--- What you are asked to do ---
Among the entries, which lines carry the string "First"? Copy each of them.

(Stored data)
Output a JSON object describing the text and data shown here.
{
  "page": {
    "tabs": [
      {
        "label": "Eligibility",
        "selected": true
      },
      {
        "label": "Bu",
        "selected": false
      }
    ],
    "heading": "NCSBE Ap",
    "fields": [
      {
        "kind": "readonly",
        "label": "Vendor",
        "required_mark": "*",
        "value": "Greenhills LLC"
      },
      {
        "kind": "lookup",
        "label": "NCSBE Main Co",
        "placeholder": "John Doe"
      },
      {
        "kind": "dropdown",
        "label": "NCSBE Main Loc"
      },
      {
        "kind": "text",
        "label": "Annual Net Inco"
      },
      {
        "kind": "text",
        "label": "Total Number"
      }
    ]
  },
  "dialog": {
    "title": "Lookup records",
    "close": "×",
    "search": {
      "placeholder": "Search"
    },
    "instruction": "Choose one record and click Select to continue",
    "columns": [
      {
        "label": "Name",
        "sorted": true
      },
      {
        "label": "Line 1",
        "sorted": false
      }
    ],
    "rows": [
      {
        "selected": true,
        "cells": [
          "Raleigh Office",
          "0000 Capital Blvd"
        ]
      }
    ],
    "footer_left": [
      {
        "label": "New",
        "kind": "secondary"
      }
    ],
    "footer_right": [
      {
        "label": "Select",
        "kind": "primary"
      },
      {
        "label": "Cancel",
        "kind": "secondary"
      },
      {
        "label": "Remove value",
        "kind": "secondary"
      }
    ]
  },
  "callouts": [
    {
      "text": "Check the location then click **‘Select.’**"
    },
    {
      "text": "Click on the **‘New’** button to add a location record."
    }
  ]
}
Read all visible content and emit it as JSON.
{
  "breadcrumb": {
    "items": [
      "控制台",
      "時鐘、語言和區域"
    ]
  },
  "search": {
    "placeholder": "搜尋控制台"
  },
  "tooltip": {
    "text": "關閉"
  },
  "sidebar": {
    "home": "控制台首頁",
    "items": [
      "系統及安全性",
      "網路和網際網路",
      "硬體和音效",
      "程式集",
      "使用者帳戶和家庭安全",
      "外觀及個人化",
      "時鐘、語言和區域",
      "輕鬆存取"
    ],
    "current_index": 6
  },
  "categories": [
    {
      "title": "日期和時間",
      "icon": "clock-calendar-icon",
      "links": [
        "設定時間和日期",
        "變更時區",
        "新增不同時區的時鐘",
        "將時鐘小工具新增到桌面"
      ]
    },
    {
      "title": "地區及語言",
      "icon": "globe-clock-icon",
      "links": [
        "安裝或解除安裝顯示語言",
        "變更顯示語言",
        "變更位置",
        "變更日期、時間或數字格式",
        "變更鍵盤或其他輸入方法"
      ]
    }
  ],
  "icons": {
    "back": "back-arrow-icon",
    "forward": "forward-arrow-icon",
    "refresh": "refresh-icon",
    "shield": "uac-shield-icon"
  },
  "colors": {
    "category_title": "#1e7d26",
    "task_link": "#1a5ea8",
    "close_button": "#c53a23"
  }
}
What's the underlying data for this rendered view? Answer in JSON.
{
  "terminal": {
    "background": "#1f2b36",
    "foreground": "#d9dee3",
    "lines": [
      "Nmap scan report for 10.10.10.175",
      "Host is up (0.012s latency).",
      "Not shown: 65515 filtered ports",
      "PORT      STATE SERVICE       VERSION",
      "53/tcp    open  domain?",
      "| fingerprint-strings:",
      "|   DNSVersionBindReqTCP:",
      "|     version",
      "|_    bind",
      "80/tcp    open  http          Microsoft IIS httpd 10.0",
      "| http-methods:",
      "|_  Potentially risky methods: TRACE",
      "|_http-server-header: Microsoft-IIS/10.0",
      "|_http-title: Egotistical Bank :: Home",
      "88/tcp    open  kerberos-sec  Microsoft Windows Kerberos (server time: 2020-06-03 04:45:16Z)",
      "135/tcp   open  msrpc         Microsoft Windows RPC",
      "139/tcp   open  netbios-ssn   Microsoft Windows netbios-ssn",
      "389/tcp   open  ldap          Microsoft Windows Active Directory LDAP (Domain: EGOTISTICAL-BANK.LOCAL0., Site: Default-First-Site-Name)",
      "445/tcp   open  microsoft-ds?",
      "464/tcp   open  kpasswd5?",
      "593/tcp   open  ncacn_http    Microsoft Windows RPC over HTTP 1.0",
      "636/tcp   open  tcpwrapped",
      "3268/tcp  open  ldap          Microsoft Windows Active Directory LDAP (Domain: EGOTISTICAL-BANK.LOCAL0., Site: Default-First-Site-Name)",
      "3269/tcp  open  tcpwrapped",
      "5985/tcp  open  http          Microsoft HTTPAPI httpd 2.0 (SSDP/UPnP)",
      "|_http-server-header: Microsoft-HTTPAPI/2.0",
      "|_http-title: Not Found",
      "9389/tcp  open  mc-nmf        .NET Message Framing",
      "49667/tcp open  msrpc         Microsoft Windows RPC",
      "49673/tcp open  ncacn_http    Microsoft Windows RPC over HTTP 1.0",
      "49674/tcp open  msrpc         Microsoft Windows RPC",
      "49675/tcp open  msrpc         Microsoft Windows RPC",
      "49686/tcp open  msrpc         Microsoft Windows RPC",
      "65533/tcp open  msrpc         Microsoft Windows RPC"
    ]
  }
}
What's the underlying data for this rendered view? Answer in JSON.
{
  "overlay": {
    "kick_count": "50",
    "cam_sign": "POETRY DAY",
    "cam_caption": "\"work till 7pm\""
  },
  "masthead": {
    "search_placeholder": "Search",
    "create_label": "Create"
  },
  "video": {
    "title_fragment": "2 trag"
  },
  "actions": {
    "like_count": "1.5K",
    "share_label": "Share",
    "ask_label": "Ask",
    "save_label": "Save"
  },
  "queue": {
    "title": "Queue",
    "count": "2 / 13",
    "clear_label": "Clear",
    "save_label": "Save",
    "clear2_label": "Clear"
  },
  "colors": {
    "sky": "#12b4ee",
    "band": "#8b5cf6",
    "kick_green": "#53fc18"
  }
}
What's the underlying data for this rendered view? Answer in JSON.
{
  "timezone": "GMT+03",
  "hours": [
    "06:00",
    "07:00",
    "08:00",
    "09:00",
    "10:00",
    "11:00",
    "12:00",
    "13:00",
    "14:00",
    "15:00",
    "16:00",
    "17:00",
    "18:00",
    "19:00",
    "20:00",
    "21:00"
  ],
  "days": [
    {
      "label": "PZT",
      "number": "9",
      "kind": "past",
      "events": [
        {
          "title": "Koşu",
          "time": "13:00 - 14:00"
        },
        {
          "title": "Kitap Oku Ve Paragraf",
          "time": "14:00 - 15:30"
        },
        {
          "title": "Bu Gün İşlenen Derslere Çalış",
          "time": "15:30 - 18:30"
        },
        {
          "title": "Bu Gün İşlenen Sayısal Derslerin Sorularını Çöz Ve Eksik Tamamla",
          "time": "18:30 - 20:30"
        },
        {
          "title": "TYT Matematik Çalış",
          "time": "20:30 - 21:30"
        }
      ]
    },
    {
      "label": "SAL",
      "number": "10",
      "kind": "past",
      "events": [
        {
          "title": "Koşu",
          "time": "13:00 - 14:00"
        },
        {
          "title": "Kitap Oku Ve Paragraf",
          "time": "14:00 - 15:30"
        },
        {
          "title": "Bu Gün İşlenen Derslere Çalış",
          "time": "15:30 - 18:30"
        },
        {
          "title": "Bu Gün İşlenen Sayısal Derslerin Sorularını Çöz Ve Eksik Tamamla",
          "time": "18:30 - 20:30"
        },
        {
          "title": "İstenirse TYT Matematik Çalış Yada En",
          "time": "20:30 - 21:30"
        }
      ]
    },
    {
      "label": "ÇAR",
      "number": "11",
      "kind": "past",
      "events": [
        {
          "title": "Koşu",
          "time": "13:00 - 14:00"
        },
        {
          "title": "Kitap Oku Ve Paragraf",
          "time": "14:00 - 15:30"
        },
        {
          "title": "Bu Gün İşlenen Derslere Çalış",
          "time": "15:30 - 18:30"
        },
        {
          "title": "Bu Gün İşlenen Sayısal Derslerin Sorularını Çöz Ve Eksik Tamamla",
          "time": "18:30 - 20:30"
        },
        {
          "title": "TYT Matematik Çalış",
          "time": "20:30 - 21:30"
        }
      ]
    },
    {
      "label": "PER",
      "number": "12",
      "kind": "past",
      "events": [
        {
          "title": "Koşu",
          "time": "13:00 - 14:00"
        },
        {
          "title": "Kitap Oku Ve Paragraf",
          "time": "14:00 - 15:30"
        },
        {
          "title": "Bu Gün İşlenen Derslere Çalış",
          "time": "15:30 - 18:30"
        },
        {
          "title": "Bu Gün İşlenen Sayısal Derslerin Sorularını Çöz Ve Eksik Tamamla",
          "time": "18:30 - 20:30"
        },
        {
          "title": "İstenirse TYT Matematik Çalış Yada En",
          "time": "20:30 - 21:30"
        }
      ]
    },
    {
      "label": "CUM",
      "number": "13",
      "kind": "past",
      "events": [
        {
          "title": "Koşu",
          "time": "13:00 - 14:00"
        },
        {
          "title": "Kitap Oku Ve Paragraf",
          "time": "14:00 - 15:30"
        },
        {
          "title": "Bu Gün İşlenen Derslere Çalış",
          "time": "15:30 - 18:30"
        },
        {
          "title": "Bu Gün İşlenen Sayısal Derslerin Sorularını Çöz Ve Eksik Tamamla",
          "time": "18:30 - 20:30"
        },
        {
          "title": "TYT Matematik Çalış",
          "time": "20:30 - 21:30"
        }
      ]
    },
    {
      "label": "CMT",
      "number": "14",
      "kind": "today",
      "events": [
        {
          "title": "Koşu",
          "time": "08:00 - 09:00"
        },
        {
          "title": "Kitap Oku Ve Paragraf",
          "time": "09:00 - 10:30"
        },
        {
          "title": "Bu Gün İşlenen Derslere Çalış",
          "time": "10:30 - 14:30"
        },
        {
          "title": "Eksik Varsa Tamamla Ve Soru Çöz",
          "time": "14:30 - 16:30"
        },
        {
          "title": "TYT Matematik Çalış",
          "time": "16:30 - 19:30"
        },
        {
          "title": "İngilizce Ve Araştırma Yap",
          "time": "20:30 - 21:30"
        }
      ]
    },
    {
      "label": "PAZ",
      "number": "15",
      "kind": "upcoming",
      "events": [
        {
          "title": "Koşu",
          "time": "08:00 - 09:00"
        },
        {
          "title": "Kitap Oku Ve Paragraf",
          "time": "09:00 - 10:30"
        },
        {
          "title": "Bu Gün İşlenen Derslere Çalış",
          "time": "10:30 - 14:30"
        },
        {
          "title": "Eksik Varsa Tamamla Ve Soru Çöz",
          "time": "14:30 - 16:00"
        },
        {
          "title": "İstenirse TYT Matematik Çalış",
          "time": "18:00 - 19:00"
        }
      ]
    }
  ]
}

--- Completed task ---
      "389/tcp   open  ldap          Microsoft Windows Active Directory LDAP (Domain: EGOTISTICAL-BANK.LOCAL0., Site: Default-First-Site-Name)",
      "3268/tcp  open  ldap          Microsoft Windows Active Directory LDAP (Domain: EGOTISTICAL-BANK.LOCAL0., Site: Default-First-Site-Name)",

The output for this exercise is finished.